━━ STORED DATA

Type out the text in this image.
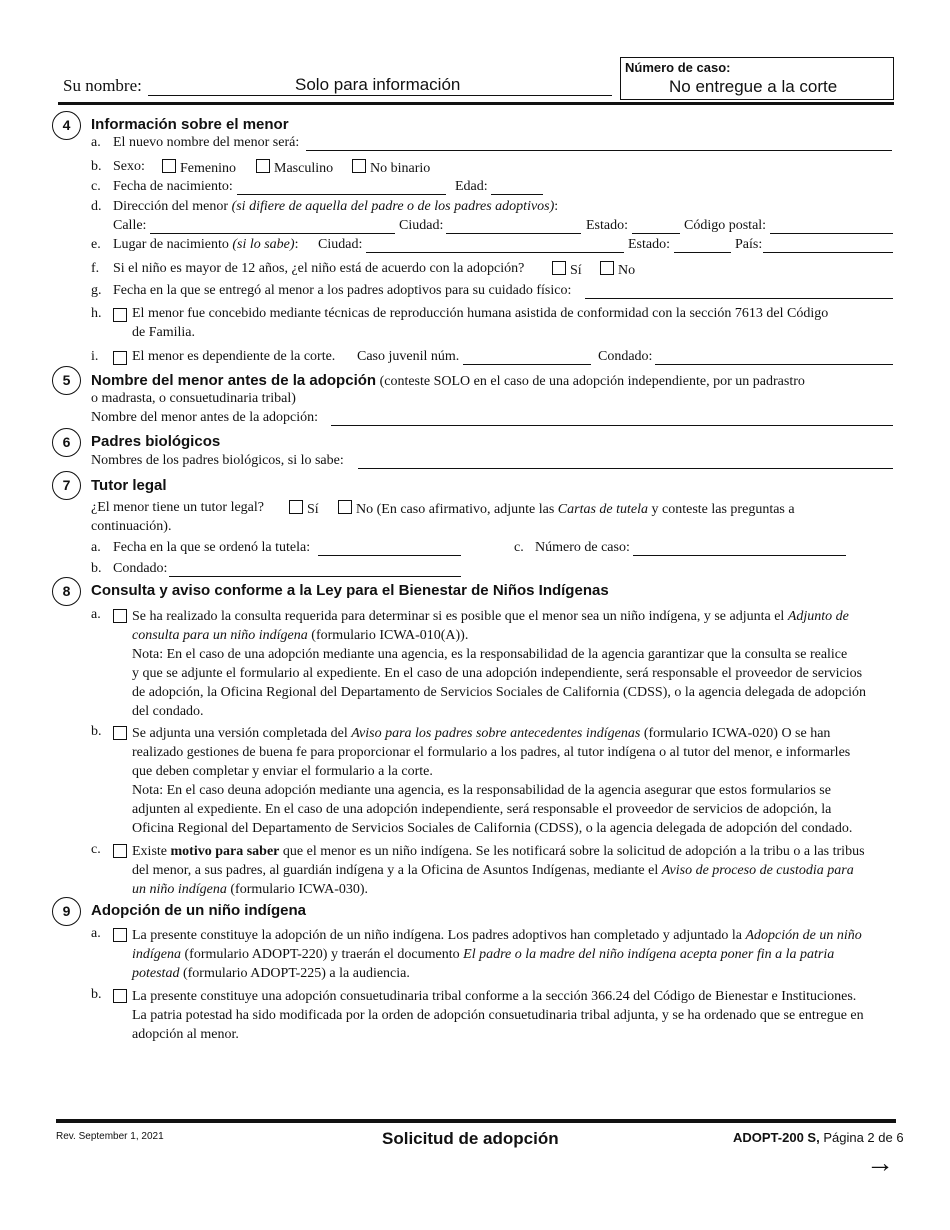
Su nombre:	Solo para información
Número de caso:
No entregue a la corte
4	Información sobre el menor
a. El nuevo nombre del menor será:
b. Sexo:	Femenino	Masculino	No binario
c. Fecha de nacimiento:	Edad:
d. Dirección del menor (si difiere de aquella del padre o de los padres adoptivos):
Calle:	Ciudad:	Estado:	Código postal:
e. Lugar de nacimiento (si lo sabe): Ciudad:	Estado:	País:
f. Si el niño es mayor de 12 años, ¿el niño está de acuerdo con la adopción?	Sí	No
g. Fecha en la que se entregó al menor a los padres adoptivos para su cuidado físico:
h. El menor fue concebido mediante técnicas de reproducción humana asistida de conformidad con la sección 7613 del Código
de Familia.
i. El menor es dependiente de la corte. Caso juvenil núm.	Condado:
5	Nombre del menor antes de la adopción (conteste SOLO en el caso de una adopción independiente, por un padrastro
o madrasta, o consuetudinaria tribal)
Nombre del menor antes de la adopción:
6	Padres biológicos
Nombres de los padres biológicos, si lo sabe:
7	Tutor legal
¿El menor tiene un tutor legal?	Sí	No (En caso afirmativo, adjunte las Cartas de tutela y conteste las preguntas a
continuación).
a. Fecha en la que se ordenó la tutela:	c. Número de caso:
b. Condado:
8	Consulta y aviso conforme a la Ley para el Bienestar de Niños Indígenas
a. Se ha realizado la consulta requerida para determinar si es posible que el menor sea un niño indígena, y se adjunta el Adjunto de
consulta para un niño indígena (formulario ICWA-010(A)).
Nota: En el caso de una adopción mediante una agencia, es la responsabilidad de la agencia garantizar que la consulta se realice
y que se adjunte el formulario al expediente. En el caso de una adopción independiente, será responsable el proveedor de servicios
de adopción, la Oficina Regional del Departamento de Servicios Sociales de California (CDSS), o la agencia delegada de adopción
del condado.
b. Se adjunta una versión completada del Aviso para los padres sobre antecedentes indígenas (formulario ICWA-020) O se han
realizado gestiones de buena fe para proporcionar el formulario a los padres, al tutor indígena o al tutor del menor, e informarles
que deben completar y enviar el formulario a la corte.
Nota: En el caso deuna adopción mediante una agencia, es la responsabilidad de la agencia asegurar que estos formularios se
adjunten al expediente. En el caso de una adopción independiente, será responsable el proveedor de servicios de adopción, la
Oficina Regional del Departamento de Servicios Sociales de California (CDSS), o la agencia delegada de adopción del condado.
c. Existe motivo para saber que el menor es un niño indígena. Se les notificará sobre la solicitud de adopción a la tribu o a las tribus
del menor, a sus padres, al guardián indígena y a la Oficina de Asuntos Indígenas, mediante el Aviso de proceso de custodia para
un niño indígena (formulario ICWA-030).
9	Adopción de un niño indígena
a. La presente constituye la adopción de un niño indígena. Los padres adoptivos han completado y adjuntado la Adopción de un niño
indígena (formulario ADOPT-220) y traerán el documento El padre o la madre del niño indígena acepta poner fin a la patria
potestad (formulario ADOPT-225) a la audiencia.
b. La presente constituye una adopción consuetudinaria tribal conforme a la sección 366.24 del Código de Bienestar e Instituciones.
La patria potestad ha sido modificada por la orden de adopción consuetudinaria tribal adjunta, y se ha ordenado que se entregue en
adopción al menor.
Rev. September 1, 2021	Solicitud de adopción	ADOPT-200 S, Página 2 de 6
→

━━━━

WHAT YOU HAVE TO DO: Repeat all of the records verbatim, leaving out the pictures.

SOLUTION:
Type out the text in this image.
Su nombre:	Solo para información
Número de caso:
No entregue a la corte
4	Información sobre el menor
a. El nuevo nombre del menor será:
b. Sexo:	Femenino	Masculino	No binario
c. Fecha de nacimiento:	Edad:
d. Dirección del menor (si difiere de aquella del padre o de los padres adoptivos):
Calle:	Ciudad:	Estado:	Código postal:
e. Lugar de nacimiento (si lo sabe): Ciudad:	Estado:	País:
f. Si el niño es mayor de 12 años, ¿el niño está de acuerdo con la adopción?	Sí	No
g. Fecha en la que se entregó al menor a los padres adoptivos para su cuidado físico:
h. El menor fue concebido mediante técnicas de reproducción humana asistida de conformidad con la sección 7613 del Código
de Familia.
i. El menor es dependiente de la corte. Caso juvenil núm.	Condado:
5	Nombre del menor antes de la adopción (conteste SOLO en el caso de una adopción independiente, por un padrastro
o madrasta, o consuetudinaria tribal)
Nombre del menor antes de la adopción:
6	Padres biológicos
Nombres de los padres biológicos, si lo sabe:
7	Tutor legal
¿El menor tiene un tutor legal?	Sí	No (En caso afirmativo, adjunte las Cartas de tutela y conteste las preguntas a
continuación).
a. Fecha en la que se ordenó la tutela:	c. Número de caso:
b. Condado:
8	Consulta y aviso conforme a la Ley para el Bienestar de Niños Indígenas
a. Se ha realizado la consulta requerida para determinar si es posible que el menor sea un niño indígena, y se adjunta el Adjunto de
consulta para un niño indígena (formulario ICWA-010(A)).
Nota: En el caso de una adopción mediante una agencia, es la responsabilidad de la agencia garantizar que la consulta se realice
y que se adjunte el formulario al expediente. En el caso de una adopción independiente, será responsable el proveedor de servicios
de adopción, la Oficina Regional del Departamento de Servicios Sociales de California (CDSS), o la agencia delegada de adopción
del condado.
b. Se adjunta una versión completada del Aviso para los padres sobre antecedentes indígenas (formulario ICWA-020) O se han
realizado gestiones de buena fe para proporcionar el formulario a los padres, al tutor indígena o al tutor del menor, e informarles
que deben completar y enviar el formulario a la corte.
Nota: En el caso deuna adopción mediante una agencia, es la responsabilidad de la agencia asegurar que estos formularios se
adjunten al expediente. En el caso de una adopción independiente, será responsable el proveedor de servicios de adopción, la
Oficina Regional del Departamento de Servicios Sociales de California (CDSS), o la agencia delegada de adopción del condado.
c. Existe motivo para saber que el menor es un niño indígena. Se les notificará sobre la solicitud de adopción a la tribu o a las tribus
del menor, a sus padres, al guardián indígena y a la Oficina de Asuntos Indígenas, mediante el Aviso de proceso de custodia para
un niño indígena (formulario ICWA-030).
9	Adopción de un niño indígena
a. La presente constituye la adopción de un niño indígena. Los padres adoptivos han completado y adjuntado la Adopción de un niño
indígena (formulario ADOPT-220) y traerán el documento El padre o la madre del niño indígena acepta poner fin a la patria
potestad (formulario ADOPT-225) a la audiencia.
b. La presente constituye una adopción consuetudinaria tribal conforme a la sección 366.24 del Código de Bienestar e Instituciones.
La patria potestad ha sido modificada por la orden de adopción consuetudinaria tribal adjunta, y se ha ordenado que se entregue en
adopción al menor.
Rev. September 1, 2021	Solicitud de adopción	ADOPT-200 S, Página 2 de 6
→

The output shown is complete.